╭─ Material shown

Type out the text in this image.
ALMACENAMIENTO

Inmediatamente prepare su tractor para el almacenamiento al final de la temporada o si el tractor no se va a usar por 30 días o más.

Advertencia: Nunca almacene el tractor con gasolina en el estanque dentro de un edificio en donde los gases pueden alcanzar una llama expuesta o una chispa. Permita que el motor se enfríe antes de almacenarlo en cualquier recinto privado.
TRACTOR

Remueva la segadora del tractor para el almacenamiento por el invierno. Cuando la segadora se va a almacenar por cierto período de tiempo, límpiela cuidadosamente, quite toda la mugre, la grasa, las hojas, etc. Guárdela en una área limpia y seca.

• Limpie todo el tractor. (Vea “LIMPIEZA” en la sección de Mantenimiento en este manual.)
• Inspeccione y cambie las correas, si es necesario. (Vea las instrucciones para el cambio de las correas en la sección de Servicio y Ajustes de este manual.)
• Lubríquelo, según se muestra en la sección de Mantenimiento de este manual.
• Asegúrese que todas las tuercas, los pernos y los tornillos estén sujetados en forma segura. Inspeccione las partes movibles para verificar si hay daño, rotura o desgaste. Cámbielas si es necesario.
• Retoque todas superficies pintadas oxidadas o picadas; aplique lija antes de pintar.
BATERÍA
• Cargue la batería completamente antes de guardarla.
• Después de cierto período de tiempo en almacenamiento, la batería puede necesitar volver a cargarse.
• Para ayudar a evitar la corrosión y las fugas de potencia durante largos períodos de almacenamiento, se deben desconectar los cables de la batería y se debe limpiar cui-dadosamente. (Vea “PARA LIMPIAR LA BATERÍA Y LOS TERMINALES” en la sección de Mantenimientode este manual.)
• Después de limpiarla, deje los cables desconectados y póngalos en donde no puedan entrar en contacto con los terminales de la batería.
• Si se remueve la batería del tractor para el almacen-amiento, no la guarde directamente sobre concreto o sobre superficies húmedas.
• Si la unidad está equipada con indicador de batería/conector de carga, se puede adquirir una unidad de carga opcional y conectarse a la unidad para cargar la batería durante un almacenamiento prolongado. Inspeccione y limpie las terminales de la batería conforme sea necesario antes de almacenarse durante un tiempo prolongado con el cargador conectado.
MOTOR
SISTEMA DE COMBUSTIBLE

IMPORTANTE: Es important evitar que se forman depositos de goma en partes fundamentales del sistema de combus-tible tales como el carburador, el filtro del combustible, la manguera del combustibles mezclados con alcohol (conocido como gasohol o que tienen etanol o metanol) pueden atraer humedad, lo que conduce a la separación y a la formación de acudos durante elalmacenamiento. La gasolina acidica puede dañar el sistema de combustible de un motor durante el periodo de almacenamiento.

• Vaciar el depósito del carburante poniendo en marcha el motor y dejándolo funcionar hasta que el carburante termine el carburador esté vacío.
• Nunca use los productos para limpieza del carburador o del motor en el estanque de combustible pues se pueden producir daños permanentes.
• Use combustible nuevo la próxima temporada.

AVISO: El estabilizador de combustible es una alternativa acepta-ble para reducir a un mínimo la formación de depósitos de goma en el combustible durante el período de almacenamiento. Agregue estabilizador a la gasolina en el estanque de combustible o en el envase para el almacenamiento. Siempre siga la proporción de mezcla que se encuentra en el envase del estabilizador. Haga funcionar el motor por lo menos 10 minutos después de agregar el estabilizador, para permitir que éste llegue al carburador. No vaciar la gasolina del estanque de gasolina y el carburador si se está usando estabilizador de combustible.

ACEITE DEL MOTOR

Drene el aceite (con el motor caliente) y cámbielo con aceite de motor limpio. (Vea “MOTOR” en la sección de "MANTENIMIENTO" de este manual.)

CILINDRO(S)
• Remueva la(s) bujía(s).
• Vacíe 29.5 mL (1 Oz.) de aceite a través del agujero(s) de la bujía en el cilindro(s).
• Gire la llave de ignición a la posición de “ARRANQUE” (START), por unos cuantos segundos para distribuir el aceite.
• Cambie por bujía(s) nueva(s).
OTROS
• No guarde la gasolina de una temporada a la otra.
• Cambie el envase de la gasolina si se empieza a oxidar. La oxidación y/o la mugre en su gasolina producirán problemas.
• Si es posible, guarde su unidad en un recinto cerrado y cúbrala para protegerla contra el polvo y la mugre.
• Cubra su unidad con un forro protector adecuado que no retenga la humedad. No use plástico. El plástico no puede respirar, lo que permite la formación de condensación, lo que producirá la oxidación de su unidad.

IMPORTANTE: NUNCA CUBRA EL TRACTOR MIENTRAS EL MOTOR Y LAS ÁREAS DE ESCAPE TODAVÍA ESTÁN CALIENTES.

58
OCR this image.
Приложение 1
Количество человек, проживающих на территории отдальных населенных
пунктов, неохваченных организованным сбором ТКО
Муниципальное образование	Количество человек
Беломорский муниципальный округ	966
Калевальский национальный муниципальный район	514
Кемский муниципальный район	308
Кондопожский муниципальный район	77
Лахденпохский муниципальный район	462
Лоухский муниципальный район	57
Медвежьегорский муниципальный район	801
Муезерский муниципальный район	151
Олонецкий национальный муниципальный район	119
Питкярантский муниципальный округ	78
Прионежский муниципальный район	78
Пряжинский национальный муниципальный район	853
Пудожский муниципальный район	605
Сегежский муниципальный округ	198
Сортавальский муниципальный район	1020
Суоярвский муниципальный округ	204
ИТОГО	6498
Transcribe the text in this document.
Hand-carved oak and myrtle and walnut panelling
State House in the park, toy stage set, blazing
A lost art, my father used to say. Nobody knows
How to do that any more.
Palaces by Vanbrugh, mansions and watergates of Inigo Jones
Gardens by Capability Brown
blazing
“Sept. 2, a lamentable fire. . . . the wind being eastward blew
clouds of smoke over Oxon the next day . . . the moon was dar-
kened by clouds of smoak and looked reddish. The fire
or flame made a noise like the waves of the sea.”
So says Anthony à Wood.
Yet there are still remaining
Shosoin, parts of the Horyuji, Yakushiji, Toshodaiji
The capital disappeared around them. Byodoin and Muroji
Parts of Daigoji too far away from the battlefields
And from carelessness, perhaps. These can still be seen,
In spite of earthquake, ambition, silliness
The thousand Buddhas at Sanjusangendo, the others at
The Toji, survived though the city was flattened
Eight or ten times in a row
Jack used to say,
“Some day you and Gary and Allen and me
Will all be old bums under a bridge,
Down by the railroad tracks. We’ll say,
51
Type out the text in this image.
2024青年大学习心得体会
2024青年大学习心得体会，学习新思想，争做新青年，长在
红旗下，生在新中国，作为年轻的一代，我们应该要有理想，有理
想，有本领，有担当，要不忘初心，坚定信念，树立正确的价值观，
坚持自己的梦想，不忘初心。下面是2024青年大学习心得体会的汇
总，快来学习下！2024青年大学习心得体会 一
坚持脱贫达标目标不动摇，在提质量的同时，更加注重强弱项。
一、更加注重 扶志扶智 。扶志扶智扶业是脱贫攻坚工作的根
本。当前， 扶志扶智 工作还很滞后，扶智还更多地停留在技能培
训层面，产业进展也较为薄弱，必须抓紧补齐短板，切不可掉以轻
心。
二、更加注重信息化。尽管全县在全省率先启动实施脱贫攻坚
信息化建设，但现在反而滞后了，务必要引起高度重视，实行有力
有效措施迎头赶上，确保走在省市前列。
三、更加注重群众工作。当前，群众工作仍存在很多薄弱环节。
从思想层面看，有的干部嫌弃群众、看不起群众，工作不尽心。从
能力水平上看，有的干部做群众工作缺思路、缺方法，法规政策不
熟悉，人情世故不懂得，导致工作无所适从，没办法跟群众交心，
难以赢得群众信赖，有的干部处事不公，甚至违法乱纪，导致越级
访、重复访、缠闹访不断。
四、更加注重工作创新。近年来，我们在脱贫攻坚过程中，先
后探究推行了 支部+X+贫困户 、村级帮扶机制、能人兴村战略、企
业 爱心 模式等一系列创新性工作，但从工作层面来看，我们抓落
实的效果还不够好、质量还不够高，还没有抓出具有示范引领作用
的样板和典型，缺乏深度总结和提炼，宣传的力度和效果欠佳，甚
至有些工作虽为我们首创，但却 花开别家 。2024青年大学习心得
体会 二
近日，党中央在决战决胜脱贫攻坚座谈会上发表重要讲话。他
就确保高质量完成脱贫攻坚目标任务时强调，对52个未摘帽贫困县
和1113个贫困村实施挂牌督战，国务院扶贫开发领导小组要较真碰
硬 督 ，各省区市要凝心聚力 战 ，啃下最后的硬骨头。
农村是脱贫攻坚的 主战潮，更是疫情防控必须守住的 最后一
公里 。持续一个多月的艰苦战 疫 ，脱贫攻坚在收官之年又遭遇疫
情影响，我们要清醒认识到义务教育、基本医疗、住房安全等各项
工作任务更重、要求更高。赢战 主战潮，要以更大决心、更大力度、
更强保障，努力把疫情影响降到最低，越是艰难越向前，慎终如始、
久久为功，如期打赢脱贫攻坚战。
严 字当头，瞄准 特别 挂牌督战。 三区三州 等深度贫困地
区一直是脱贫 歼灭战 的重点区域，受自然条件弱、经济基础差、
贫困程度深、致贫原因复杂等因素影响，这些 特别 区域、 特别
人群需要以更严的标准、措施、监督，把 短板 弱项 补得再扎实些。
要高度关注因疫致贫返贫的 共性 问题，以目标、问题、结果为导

╰─

What is asked.
Identify the lines above with the word "bujía". Copy them.

Result of this exercise.
• Remueva la(s) bujía(s).
• Vacíe 29.5 mL (1 Oz.) de aceite a través del agujero(s) de la bujía en el cilindro(s).
• Cambie por bujía(s) nueva(s).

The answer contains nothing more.